§ TASK TO COMPLETE
Each line below is to be written out in full, exactly as shown.

------ MATERIALS PROVIDED ------

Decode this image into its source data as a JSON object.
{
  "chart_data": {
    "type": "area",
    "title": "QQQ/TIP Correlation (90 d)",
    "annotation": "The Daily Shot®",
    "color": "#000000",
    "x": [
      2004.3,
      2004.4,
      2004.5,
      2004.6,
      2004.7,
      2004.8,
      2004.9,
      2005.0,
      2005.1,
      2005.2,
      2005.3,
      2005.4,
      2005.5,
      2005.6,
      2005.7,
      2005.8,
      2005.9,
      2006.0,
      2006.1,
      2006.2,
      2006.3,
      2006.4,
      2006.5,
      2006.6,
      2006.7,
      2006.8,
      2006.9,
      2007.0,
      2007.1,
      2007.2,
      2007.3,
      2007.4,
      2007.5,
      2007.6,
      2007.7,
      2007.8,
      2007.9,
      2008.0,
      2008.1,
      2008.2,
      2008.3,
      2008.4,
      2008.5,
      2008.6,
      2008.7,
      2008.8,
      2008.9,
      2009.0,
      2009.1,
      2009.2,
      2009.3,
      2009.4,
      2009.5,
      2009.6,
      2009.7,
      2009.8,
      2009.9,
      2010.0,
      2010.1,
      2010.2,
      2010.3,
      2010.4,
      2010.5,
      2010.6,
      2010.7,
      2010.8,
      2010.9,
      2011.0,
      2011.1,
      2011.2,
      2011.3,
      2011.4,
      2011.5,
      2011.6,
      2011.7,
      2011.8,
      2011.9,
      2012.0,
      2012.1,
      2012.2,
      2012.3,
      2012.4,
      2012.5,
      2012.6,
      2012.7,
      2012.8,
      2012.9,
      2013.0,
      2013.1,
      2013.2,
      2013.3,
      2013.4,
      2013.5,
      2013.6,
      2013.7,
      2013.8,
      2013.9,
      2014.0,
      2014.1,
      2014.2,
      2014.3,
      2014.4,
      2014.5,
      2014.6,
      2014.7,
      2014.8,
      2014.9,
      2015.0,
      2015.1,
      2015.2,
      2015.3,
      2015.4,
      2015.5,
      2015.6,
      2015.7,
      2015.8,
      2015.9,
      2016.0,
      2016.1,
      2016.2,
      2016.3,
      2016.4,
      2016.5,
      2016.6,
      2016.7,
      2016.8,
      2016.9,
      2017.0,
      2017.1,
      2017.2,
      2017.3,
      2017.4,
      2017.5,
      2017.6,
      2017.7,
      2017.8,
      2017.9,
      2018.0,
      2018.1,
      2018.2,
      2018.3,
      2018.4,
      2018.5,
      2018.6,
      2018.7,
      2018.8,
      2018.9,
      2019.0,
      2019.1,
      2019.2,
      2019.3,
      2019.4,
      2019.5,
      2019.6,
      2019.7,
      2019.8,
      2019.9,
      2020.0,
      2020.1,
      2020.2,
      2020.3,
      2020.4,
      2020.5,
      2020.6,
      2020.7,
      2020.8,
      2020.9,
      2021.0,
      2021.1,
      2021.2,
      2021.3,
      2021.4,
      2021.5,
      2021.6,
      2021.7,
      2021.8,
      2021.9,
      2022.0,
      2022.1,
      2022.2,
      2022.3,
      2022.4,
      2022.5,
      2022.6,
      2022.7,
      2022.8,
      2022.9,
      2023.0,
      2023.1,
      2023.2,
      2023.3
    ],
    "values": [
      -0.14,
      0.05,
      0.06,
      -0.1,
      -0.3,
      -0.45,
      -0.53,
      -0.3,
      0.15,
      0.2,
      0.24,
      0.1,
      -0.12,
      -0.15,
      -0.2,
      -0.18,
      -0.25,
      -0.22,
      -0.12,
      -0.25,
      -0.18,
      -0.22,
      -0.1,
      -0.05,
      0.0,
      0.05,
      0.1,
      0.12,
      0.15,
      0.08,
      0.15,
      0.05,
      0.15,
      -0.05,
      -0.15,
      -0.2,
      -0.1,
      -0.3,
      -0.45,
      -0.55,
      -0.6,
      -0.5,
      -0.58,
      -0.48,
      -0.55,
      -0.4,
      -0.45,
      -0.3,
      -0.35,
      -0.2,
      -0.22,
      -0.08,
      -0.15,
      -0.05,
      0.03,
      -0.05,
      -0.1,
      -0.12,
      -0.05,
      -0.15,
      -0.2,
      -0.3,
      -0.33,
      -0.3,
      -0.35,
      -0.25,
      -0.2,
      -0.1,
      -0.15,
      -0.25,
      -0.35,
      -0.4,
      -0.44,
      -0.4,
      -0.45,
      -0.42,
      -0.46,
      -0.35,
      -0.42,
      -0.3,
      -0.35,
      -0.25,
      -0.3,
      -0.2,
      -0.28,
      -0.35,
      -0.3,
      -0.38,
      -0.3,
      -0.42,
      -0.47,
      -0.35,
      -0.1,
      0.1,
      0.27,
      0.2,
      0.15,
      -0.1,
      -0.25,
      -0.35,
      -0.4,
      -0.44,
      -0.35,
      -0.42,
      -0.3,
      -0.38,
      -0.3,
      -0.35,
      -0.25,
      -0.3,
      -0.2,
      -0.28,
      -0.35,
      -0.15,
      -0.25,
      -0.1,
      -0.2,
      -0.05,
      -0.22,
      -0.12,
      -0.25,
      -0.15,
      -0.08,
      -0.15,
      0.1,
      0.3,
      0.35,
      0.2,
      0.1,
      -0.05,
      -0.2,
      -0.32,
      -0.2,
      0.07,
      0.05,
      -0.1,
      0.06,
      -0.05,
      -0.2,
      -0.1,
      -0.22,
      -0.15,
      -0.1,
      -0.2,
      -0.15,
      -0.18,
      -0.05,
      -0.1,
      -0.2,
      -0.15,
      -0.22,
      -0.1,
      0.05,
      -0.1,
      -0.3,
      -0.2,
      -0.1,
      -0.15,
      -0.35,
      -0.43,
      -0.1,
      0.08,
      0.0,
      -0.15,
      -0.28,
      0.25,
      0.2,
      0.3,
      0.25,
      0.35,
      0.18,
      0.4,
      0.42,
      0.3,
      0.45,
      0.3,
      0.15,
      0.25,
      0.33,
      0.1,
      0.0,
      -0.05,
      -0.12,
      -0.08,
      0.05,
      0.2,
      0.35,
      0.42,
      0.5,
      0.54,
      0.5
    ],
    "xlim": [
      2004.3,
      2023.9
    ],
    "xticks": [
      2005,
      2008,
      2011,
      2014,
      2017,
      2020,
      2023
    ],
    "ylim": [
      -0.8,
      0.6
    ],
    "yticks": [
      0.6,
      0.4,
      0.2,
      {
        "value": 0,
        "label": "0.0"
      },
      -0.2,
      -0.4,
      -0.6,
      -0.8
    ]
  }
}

------

§ ANSWER
Decode this image into its source data as a JSON object.
{
  "chart_data": {
    "type": "area",
    "title": "QQQ/TIP Correlation (90 d)",
    "annotation": "The Daily Shot®",
    "color": "#000000",
    "x": [
      2004.3,
      2004.4,
      2004.5,
      2004.6,
      2004.7,
      2004.8,
      2004.9,
      2005.0,
      2005.1,
      2005.2,
      2005.3,
      2005.4,
      2005.5,
      2005.6,
      2005.7,
      2005.8,
      2005.9,
      2006.0,
      2006.1,
      2006.2,
      2006.3,
      2006.4,
      2006.5,
      2006.6,
      2006.7,
      2006.8,
      2006.9,
      2007.0,
      2007.1,
      2007.2,
      2007.3,
      2007.4,
      2007.5,
      2007.6,
      2007.7,
      2007.8,
      2007.9,
      2008.0,
      2008.1,
      2008.2,
      2008.3,
      2008.4,
      2008.5,
      2008.6,
      2008.7,
      2008.8,
      2008.9,
      2009.0,
      2009.1,
      2009.2,
      2009.3,
      2009.4,
      2009.5,
      2009.6,
      2009.7,
      2009.8,
      2009.9,
      2010.0,
      2010.1,
      2010.2,
      2010.3,
      2010.4,
      2010.5,
      2010.6,
      2010.7,
      2010.8,
      2010.9,
      2011.0,
      2011.1,
      2011.2,
      2011.3,
      2011.4,
      2011.5,
      2011.6,
      2011.7,
      2011.8,
      2011.9,
      2012.0,
      2012.1,
      2012.2,
      2012.3,
      2012.4,
      2012.5,
      2012.6,
      2012.7,
      2012.8,
      2012.9,
      2013.0,
      2013.1,
      2013.2,
      2013.3,
      2013.4,
      2013.5,
      2013.6,
      2013.7,
      2013.8,
      2013.9,
      2014.0,
      2014.1,
      2014.2,
      2014.3,
      2014.4,
      2014.5,
      2014.6,
      2014.7,
      2014.8,
      2014.9,
      2015.0,
      2015.1,
      2015.2,
      2015.3,
      2015.4,
      2015.5,
      2015.6,
      2015.7,
      2015.8,
      2015.9,
      2016.0,
      2016.1,
      2016.2,
      2016.3,
      2016.4,
      2016.5,
      2016.6,
      2016.7,
      2016.8,
      2016.9,
      2017.0,
      2017.1,
      2017.2,
      2017.3,
      2017.4,
      2017.5,
      2017.6,
      2017.7,
      2017.8,
      2017.9,
      2018.0,
      2018.1,
      2018.2,
      2018.3,
      2018.4,
      2018.5,
      2018.6,
      2018.7,
      2018.8,
      2018.9,
      2019.0,
      2019.1,
      2019.2,
      2019.3,
      2019.4,
      2019.5,
      2019.6,
      2019.7,
      2019.8,
      2019.9,
      2020.0,
      2020.1,
      2020.2,
      2020.3,
      2020.4,
      2020.5,
      2020.6,
      2020.7,
      2020.8,
      2020.9,
      2021.0,
      2021.1,
      2021.2,
      2021.3,
      2021.4,
      2021.5,
      2021.6,
      2021.7,
      2021.8,
      2021.9,
      2022.0,
      2022.1,
      2022.2,
      2022.3,
      2022.4,
      2022.5,
      2022.6,
      2022.7,
      2022.8,
      2022.9,
      2023.0,
      2023.1,
      2023.2,
      2023.3
    ],
    "values": [
      -0.14,
      0.05,
      0.06,
      -0.1,
      -0.3,
      -0.45,
      -0.53,
      -0.3,
      0.15,
      0.2,
      0.24,
      0.1,
      -0.12,
      -0.15,
      -0.2,
      -0.18,
      -0.25,
      -0.22,
      -0.12,
      -0.25,
      -0.18,
      -0.22,
      -0.1,
      -0.05,
      0.0,
      0.05,
      0.1,
      0.12,
      0.15,
      0.08,
      0.15,
      0.05,
      0.15,
      -0.05,
      -0.15,
      -0.2,
      -0.1,
      -0.3,
      -0.45,
      -0.55,
      -0.6,
      -0.5,
      -0.58,
      -0.48,
      -0.55,
      -0.4,
      -0.45,
      -0.3,
      -0.35,
      -0.2,
      -0.22,
      -0.08,
      -0.15,
      -0.05,
      0.03,
      -0.05,
      -0.1,
      -0.12,
      -0.05,
      -0.15,
      -0.2,
      -0.3,
      -0.33,
      -0.3,
      -0.35,
      -0.25,
      -0.2,
      -0.1,
      -0.15,
      -0.25,
      -0.35,
      -0.4,
      -0.44,
      -0.4,
      -0.45,
      -0.42,
      -0.46,
      -0.35,
      -0.42,
      -0.3,
      -0.35,
      -0.25,
      -0.3,
      -0.2,
      -0.28,
      -0.35,
      -0.3,
      -0.38,
      -0.3,
      -0.42,
      -0.47,
      -0.35,
      -0.1,
      0.1,
      0.27,
      0.2,
      0.15,
      -0.1,
      -0.25,
      -0.35,
      -0.4,
      -0.44,
      -0.35,
      -0.42,
      -0.3,
      -0.38,
      -0.3,
      -0.35,
      -0.25,
      -0.3,
      -0.2,
      -0.28,
      -0.35,
      -0.15,
      -0.25,
      -0.1,
      -0.2,
      -0.05,
      -0.22,
      -0.12,
      -0.25,
      -0.15,
      -0.08,
      -0.15,
      0.1,
      0.3,
      0.35,
      0.2,
      0.1,
      -0.05,
      -0.2,
      -0.32,
      -0.2,
      0.07,
      0.05,
      -0.1,
      0.06,
      -0.05,
      -0.2,
      -0.1,
      -0.22,
      -0.15,
      -0.1,
      -0.2,
      -0.15,
      -0.18,
      -0.05,
      -0.1,
      -0.2,
      -0.15,
      -0.22,
      -0.1,
      0.05,
      -0.1,
      -0.3,
      -0.2,
      -0.1,
      -0.15,
      -0.35,
      -0.43,
      -0.1,
      0.08,
      0.0,
      -0.15,
      -0.28,
      0.25,
      0.2,
      0.3,
      0.25,
      0.35,
      0.18,
      0.4,
      0.42,
      0.3,
      0.45,
      0.3,
      0.15,
      0.25,
      0.33,
      0.1,
      0.0,
      -0.05,
      -0.12,
      -0.08,
      0.05,
      0.2,
      0.35,
      0.42,
      0.5,
      0.54,
      0.5
    ],
    "xlim": [
      2004.3,
      2023.9
    ],
    "xticks": [
      2005,
      2008,
      2011,
      2014,
      2017,
      2020,
      2023
    ],
    "ylim": [
      -0.8,
      0.6
    ],
    "yticks": [
      0.6,
      0.4,
      0.2,
      {
        "value": 0,
        "label": "0.0"
      },
      -0.2,
      -0.4,
      -0.6,
      -0.8
    ]
  }
}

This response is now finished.